▸ **PROBLEM**:
Return all of the entries word for word, but omit the pictures they contain.
── MATERIAL FOR THE TASK
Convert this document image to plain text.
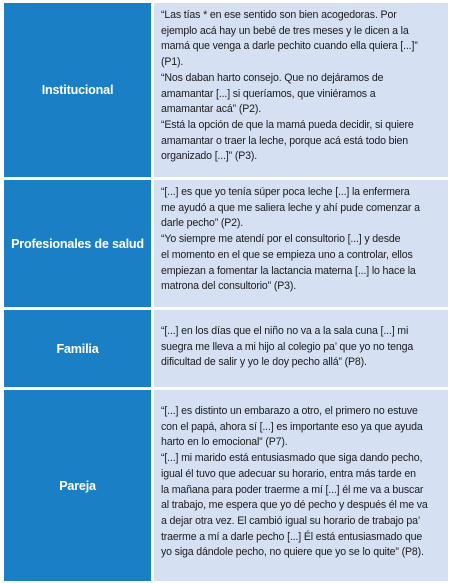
Institucional

“Las tías * en ese sentido son bien acogedoras. Por
ejemplo acá hay un bebé de tres meses y le dicen a la
mamá que venga a darle pechito cuando ella quiera [...]”
(P1).

“Nos daban harto consejo. Que no dejáramos de
amamantar [...] si queríamos, que viniéramos a
amamantar acá” (P2).

“Está la opción de que la mamá pueda decidir, si quiere
amamantar o traer la leche, porque acá está todo bien
organizado [...]” (P3).

Profesionales de salud

“[...] es que yo tenía súper poca leche [...] la enfermera
me ayudó a que me saliera leche y ahí pude comenzar a
darle pecho” (P2).

“Yo siempre me atendí por el consultorio [...] y desde
el momento en el que se empieza uno a controlar, ellos
empiezan a fomentar la lactancia materna [...] lo hace la
matrona del consultorio” (P3).

Familia

“[...] en los días que el niño no va a la sala cuna [...] mi
suegra me lleva a mi hijo al colegio pa’ que yo no tenga
dificultad de salir y yo le doy pecho allá” (P8).

Pareja

“[...] es distinto un embarazo a otro, el primero no estuve
con el papá, ahora sí [...] es importante eso ya que ayuda
harto en lo emocional” (P7).

“[...] mi marido está entusiasmado que siga dando pecho,
igual él tuvo que adecuar su horario, entra más tarde en
la mañana para poder traerme a mí [...] él me va a buscar
al trabajo, me espera que yo dé pecho y después él me va
a dejar otra vez. El cambió igual su horario de trabajo pa’
traerme a mí a darle pecho [...] Él está entusiasmado que
yo siga dándole pecho, no quiere que yo se lo quite” (P8).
────
▸ **ANSWER TO THE EXERCISE**:
Convert this document image to plain text.
Institucional

“Las tías * en ese sentido son bien acogedoras. Por
ejemplo acá hay un bebé de tres meses y le dicen a la
mamá que venga a darle pechito cuando ella quiera [...]”
(P1).

“Nos daban harto consejo. Que no dejáramos de
amamantar [...] si queríamos, que viniéramos a
amamantar acá” (P2).

“Está la opción de que la mamá pueda decidir, si quiere
amamantar o traer la leche, porque acá está todo bien
organizado [...]” (P3).

Profesionales de salud

“[...] es que yo tenía súper poca leche [...] la enfermera
me ayudó a que me saliera leche y ahí pude comenzar a
darle pecho” (P2).

“Yo siempre me atendí por el consultorio [...] y desde
el momento en el que se empieza uno a controlar, ellos
empiezan a fomentar la lactancia materna [...] lo hace la
matrona del consultorio” (P3).

Familia

“[...] en los días que el niño no va a la sala cuna [...] mi
suegra me lleva a mi hijo al colegio pa’ que yo no tenga
dificultad de salir y yo le doy pecho allá” (P8).

Pareja

“[...] es distinto un embarazo a otro, el primero no estuve
con el papá, ahora sí [...] es importante eso ya que ayuda
harto en lo emocional” (P7).

“[...] mi marido está entusiasmado que siga dando pecho,
igual él tuvo que adecuar su horario, entra más tarde en
la mañana para poder traerme a mí [...] él me va a buscar
al trabajo, me espera que yo dé pecho y después él me va
a dejar otra vez. El cambió igual su horario de trabajo pa’
traerme a mí a darle pecho [...] Él está entusiasmado que
yo siga dándole pecho, no quiere que yo se lo quite” (P8).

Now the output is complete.